-- Supplied records --

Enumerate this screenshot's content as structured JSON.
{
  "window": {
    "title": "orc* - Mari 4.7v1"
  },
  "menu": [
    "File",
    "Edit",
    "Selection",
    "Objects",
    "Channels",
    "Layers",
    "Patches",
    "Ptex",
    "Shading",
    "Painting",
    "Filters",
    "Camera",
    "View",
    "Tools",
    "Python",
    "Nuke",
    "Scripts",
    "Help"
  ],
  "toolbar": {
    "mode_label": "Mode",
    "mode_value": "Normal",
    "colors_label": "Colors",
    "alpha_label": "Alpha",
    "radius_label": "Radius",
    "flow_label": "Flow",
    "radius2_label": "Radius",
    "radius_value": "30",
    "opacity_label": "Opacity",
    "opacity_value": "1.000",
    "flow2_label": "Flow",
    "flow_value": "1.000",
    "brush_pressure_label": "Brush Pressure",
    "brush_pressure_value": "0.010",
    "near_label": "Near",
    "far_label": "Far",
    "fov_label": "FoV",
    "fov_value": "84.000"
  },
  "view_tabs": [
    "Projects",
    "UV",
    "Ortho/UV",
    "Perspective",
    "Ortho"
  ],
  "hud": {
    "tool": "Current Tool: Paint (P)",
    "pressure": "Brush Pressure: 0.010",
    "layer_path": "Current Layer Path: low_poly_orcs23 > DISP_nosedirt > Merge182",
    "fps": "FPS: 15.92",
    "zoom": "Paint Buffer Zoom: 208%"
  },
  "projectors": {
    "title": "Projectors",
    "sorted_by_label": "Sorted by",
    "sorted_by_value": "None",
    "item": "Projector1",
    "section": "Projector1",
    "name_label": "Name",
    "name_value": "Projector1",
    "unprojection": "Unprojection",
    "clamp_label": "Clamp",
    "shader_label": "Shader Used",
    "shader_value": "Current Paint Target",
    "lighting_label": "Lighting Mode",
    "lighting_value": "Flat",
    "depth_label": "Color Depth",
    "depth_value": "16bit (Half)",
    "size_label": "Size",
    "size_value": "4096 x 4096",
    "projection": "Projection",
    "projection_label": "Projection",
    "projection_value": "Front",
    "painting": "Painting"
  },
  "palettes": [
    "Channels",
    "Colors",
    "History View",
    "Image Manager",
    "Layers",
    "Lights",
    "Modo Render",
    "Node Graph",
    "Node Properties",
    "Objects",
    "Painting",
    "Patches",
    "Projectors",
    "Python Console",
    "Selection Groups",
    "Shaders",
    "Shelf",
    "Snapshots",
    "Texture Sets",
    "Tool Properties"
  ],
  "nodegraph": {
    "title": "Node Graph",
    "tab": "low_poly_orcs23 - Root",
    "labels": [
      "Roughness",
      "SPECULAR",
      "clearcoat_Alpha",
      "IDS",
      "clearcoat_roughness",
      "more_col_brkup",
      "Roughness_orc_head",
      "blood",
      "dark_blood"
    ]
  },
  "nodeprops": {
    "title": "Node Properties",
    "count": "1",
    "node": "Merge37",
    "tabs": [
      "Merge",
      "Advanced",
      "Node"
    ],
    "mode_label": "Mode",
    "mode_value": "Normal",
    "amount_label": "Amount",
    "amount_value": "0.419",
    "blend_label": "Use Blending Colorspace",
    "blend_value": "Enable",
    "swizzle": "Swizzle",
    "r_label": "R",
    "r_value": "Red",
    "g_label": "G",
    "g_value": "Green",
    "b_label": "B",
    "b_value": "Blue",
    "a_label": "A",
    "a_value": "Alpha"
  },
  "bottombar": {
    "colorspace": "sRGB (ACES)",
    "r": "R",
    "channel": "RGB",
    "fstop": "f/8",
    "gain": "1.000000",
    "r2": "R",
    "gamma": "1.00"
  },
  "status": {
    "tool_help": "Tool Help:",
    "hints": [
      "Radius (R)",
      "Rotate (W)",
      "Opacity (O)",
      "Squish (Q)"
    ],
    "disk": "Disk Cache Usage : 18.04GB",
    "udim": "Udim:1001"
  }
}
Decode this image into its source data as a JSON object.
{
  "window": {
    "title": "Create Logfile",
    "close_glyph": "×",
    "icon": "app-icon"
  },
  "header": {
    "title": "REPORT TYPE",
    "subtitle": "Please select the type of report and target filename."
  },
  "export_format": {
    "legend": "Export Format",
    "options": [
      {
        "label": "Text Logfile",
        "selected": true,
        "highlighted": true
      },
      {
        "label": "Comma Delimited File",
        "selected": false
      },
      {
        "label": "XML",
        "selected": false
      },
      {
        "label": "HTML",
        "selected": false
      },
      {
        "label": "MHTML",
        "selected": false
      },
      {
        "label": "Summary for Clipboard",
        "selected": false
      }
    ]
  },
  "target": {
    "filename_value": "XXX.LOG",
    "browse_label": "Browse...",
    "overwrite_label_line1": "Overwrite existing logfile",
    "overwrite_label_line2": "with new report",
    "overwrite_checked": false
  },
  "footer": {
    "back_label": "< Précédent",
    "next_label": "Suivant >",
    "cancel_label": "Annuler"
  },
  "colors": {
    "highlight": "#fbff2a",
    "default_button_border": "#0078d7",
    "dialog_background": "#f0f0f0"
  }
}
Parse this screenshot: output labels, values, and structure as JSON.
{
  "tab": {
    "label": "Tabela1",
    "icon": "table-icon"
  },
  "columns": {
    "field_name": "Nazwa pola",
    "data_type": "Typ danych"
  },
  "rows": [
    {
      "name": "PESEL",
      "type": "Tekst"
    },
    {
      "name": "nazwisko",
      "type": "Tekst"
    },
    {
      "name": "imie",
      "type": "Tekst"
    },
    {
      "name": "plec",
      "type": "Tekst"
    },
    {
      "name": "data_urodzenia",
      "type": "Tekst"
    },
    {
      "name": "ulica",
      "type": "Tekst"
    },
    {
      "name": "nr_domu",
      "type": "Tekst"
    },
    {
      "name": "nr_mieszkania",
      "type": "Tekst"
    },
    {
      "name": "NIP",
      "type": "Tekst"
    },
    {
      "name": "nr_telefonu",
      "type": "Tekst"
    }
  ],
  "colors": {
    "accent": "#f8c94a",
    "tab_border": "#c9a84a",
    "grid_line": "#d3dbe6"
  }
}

-- Objective --
Every line of the data above should be reproduced word for word.

-- Final result --
Enumerate this screenshot's content as structured JSON.
{
  "window": {
    "title": "orc* - Mari 4.7v1"
  },
  "menu": [
    "File",
    "Edit",
    "Selection",
    "Objects",
    "Channels",
    "Layers",
    "Patches",
    "Ptex",
    "Shading",
    "Painting",
    "Filters",
    "Camera",
    "View",
    "Tools",
    "Python",
    "Nuke",
    "Scripts",
    "Help"
  ],
  "toolbar": {
    "mode_label": "Mode",
    "mode_value": "Normal",
    "colors_label": "Colors",
    "alpha_label": "Alpha",
    "radius_label": "Radius",
    "flow_label": "Flow",
    "radius2_label": "Radius",
    "radius_value": "30",
    "opacity_label": "Opacity",
    "opacity_value": "1.000",
    "flow2_label": "Flow",
    "flow_value": "1.000",
    "brush_pressure_label": "Brush Pressure",
    "brush_pressure_value": "0.010",
    "near_label": "Near",
    "far_label": "Far",
    "fov_label": "FoV",
    "fov_value": "84.000"
  },
  "view_tabs": [
    "Projects",
    "UV",
    "Ortho/UV",
    "Perspective",
    "Ortho"
  ],
  "hud": {
    "tool": "Current Tool: Paint (P)",
    "pressure": "Brush Pressure: 0.010",
    "layer_path": "Current Layer Path: low_poly_orcs23 > DISP_nosedirt > Merge182",
    "fps": "FPS: 15.92",
    "zoom": "Paint Buffer Zoom: 208%"
  },
  "projectors": {
    "title": "Projectors",
    "sorted_by_label": "Sorted by",
    "sorted_by_value": "None",
    "item": "Projector1",
    "section": "Projector1",
    "name_label": "Name",
    "name_value": "Projector1",
    "unprojection": "Unprojection",
    "clamp_label": "Clamp",
    "shader_label": "Shader Used",
    "shader_value": "Current Paint Target",
    "lighting_label": "Lighting Mode",
    "lighting_value": "Flat",
    "depth_label": "Color Depth",
    "depth_value": "16bit (Half)",
    "size_label": "Size",
    "size_value": "4096 x 4096",
    "projection": "Projection",
    "projection_label": "Projection",
    "projection_value": "Front",
    "painting": "Painting"
  },
  "palettes": [
    "Channels",
    "Colors",
    "History View",
    "Image Manager",
    "Layers",
    "Lights",
    "Modo Render",
    "Node Graph",
    "Node Properties",
    "Objects",
    "Painting",
    "Patches",
    "Projectors",
    "Python Console",
    "Selection Groups",
    "Shaders",
    "Shelf",
    "Snapshots",
    "Texture Sets",
    "Tool Properties"
  ],
  "nodegraph": {
    "title": "Node Graph",
    "tab": "low_poly_orcs23 - Root",
    "labels": [
      "Roughness",
      "SPECULAR",
      "clearcoat_Alpha",
      "IDS",
      "clearcoat_roughness",
      "more_col_brkup",
      "Roughness_orc_head",
      "blood",
      "dark_blood"
    ]
  },
  "nodeprops": {
    "title": "Node Properties",
    "count": "1",
    "node": "Merge37",
    "tabs": [
      "Merge",
      "Advanced",
      "Node"
    ],
    "mode_label": "Mode",
    "mode_value": "Normal",
    "amount_label": "Amount",
    "amount_value": "0.419",
    "blend_label": "Use Blending Colorspace",
    "blend_value": "Enable",
    "swizzle": "Swizzle",
    "r_label": "R",
    "r_value": "Red",
    "g_label": "G",
    "g_value": "Green",
    "b_label": "B",
    "b_value": "Blue",
    "a_label": "A",
    "a_value": "Alpha"
  },
  "bottombar": {
    "colorspace": "sRGB (ACES)",
    "r": "R",
    "channel": "RGB",
    "fstop": "f/8",
    "gain": "1.000000",
    "r2": "R",
    "gamma": "1.00"
  },
  "status": {
    "tool_help": "Tool Help:",
    "hints": [
      "Radius (R)",
      "Rotate (W)",
      "Opacity (O)",
      "Squish (Q)"
    ],
    "disk": "Disk Cache Usage : 18.04GB",
    "udim": "Udim:1001"
  }
}
Decode this image into its source data as a JSON object.
{
  "window": {
    "title": "Create Logfile",
    "close_glyph": "×",
    "icon": "app-icon"
  },
  "header": {
    "title": "REPORT TYPE",
    "subtitle": "Please select the type of report and target filename."
  },
  "export_format": {
    "legend": "Export Format",
    "options": [
      {
        "label": "Text Logfile",
        "selected": true,
        "highlighted": true
      },
      {
        "label": "Comma Delimited File",
        "selected": false
      },
      {
        "label": "XML",
        "selected": false
      },
      {
        "label": "HTML",
        "selected": false
      },
      {
        "label": "MHTML",
        "selected": false
      },
      {
        "label": "Summary for Clipboard",
        "selected": false
      }
    ]
  },
  "target": {
    "filename_value": "XXX.LOG",
    "browse_label": "Browse...",
    "overwrite_label_line1": "Overwrite existing logfile",
    "overwrite_label_line2": "with new report",
    "overwrite_checked": false
  },
  "footer": {
    "back_label": "< Précédent",
    "next_label": "Suivant >",
    "cancel_label": "Annuler"
  },
  "colors": {
    "highlight": "#fbff2a",
    "default_button_border": "#0078d7",
    "dialog_background": "#f0f0f0"
  }
}
Parse this screenshot: output labels, values, and structure as JSON.
{
  "tab": {
    "label": "Tabela1",
    "icon": "table-icon"
  },
  "columns": {
    "field_name": "Nazwa pola",
    "data_type": "Typ danych"
  },
  "rows": [
    {
      "name": "PESEL",
      "type": "Tekst"
    },
    {
      "name": "nazwisko",
      "type": "Tekst"
    },
    {
      "name": "imie",
      "type": "Tekst"
    },
    {
      "name": "plec",
      "type": "Tekst"
    },
    {
      "name": "data_urodzenia",
      "type": "Tekst"
    },
    {
      "name": "ulica",
      "type": "Tekst"
    },
    {
      "name": "nr_domu",
      "type": "Tekst"
    },
    {
      "name": "nr_mieszkania",
      "type": "Tekst"
    },
    {
      "name": "NIP",
      "type": "Tekst"
    },
    {
      "name": "nr_telefonu",
      "type": "Tekst"
    }
  ],
  "colors": {
    "accent": "#f8c94a",
    "tab_border": "#c9a84a",
    "grid_line": "#d3dbe6"
  }
}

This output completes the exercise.